> [WHAT TO PRODUCE]: Give the number of lines in the data that contain "color", and nothing more.

> [Stored entries]:
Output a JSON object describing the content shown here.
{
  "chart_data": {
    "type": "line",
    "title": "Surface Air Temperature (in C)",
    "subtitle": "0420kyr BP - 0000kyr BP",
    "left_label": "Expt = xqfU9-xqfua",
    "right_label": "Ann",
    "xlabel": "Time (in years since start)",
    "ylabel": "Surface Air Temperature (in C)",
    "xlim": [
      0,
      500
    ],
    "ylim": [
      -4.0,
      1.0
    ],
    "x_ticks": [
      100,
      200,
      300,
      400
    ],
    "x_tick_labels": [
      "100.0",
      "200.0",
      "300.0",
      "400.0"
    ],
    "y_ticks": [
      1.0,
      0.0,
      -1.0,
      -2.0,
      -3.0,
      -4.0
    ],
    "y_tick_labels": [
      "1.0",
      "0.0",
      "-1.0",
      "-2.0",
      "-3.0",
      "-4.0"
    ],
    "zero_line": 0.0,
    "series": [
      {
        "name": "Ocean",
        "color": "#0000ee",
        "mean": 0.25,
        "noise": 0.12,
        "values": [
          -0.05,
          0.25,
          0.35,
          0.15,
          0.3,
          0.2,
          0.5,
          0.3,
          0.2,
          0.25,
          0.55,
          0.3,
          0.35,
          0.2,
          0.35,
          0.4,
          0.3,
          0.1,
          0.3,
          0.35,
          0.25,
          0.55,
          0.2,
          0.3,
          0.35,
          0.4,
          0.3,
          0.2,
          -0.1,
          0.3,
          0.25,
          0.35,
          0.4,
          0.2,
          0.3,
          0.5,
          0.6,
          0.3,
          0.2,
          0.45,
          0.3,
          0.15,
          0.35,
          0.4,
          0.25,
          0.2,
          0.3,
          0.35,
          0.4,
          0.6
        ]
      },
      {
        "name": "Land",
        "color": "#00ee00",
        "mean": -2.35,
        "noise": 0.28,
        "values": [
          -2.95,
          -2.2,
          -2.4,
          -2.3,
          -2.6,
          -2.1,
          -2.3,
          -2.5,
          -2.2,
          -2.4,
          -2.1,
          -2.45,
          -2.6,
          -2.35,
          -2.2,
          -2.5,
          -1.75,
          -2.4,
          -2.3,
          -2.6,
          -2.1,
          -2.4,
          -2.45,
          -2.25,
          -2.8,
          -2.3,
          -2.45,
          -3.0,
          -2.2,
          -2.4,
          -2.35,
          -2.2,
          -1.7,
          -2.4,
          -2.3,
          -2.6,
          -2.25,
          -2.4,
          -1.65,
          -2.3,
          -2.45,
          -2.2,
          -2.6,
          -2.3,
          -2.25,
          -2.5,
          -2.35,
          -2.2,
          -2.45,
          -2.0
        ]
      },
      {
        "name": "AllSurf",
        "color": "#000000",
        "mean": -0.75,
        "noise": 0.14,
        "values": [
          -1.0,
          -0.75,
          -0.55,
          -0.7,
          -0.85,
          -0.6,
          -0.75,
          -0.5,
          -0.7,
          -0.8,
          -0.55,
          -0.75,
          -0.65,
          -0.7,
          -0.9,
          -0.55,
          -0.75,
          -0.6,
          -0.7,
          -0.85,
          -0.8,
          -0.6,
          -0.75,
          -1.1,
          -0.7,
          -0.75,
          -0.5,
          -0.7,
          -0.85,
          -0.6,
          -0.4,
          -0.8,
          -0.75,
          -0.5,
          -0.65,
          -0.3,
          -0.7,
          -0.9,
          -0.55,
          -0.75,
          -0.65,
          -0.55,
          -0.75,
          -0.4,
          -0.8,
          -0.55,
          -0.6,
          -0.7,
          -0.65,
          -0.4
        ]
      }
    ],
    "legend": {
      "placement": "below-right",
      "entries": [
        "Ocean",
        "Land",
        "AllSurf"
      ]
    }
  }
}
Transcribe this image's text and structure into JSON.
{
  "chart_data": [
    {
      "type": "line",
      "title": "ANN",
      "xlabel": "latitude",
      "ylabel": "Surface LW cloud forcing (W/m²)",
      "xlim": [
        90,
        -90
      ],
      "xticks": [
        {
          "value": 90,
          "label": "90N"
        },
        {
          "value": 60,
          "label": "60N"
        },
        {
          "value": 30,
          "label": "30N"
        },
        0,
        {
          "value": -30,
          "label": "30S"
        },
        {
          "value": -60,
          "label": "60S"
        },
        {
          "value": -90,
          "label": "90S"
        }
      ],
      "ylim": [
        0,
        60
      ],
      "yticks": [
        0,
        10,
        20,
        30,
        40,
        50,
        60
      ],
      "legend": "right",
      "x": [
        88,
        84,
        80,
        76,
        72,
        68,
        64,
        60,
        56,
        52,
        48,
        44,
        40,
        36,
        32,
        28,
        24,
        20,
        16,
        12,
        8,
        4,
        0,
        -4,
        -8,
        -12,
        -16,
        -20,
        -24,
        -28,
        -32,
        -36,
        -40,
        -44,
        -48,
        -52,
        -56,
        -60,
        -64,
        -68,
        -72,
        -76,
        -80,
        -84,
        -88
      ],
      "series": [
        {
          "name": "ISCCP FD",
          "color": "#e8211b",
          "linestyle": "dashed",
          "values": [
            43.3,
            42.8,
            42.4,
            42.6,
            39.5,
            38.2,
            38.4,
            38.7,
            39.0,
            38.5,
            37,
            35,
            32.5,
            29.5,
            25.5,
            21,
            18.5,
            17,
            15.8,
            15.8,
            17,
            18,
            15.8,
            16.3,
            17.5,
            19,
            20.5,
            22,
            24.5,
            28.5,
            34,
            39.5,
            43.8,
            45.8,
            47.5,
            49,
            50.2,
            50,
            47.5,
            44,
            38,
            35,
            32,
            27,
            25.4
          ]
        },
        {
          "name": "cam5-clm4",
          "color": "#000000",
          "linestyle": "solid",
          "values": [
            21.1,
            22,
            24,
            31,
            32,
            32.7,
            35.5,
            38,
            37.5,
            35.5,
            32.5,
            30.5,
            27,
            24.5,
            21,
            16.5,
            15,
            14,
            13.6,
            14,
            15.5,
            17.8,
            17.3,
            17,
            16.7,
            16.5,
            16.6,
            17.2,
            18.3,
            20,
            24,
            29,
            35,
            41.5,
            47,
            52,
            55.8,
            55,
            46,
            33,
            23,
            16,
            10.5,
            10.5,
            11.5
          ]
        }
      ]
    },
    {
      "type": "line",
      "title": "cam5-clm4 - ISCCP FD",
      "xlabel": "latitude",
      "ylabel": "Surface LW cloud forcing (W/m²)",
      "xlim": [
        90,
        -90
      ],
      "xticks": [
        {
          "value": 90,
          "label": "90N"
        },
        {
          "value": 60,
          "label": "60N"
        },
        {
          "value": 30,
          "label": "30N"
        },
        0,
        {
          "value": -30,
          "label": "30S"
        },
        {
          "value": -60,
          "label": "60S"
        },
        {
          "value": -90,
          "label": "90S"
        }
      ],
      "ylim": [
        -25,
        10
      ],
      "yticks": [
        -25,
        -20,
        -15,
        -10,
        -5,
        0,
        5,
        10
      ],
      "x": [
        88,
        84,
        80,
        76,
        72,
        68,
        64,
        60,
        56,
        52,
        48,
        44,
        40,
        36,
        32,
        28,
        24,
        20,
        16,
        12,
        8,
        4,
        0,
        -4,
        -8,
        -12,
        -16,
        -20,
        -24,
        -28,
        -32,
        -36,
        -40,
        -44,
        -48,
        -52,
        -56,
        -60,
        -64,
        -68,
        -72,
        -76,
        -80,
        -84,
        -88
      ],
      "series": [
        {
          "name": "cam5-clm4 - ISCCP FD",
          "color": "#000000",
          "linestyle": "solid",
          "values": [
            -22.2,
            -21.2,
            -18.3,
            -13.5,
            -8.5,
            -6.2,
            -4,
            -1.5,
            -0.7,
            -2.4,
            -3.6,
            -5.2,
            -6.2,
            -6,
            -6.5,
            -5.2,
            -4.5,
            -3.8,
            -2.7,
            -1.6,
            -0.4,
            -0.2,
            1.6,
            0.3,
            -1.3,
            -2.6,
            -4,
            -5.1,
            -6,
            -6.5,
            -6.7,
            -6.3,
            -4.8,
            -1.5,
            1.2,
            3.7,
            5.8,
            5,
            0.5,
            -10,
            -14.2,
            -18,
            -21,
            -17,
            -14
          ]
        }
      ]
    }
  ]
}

> [SOLUTION TO THIS EXERCISE]: 6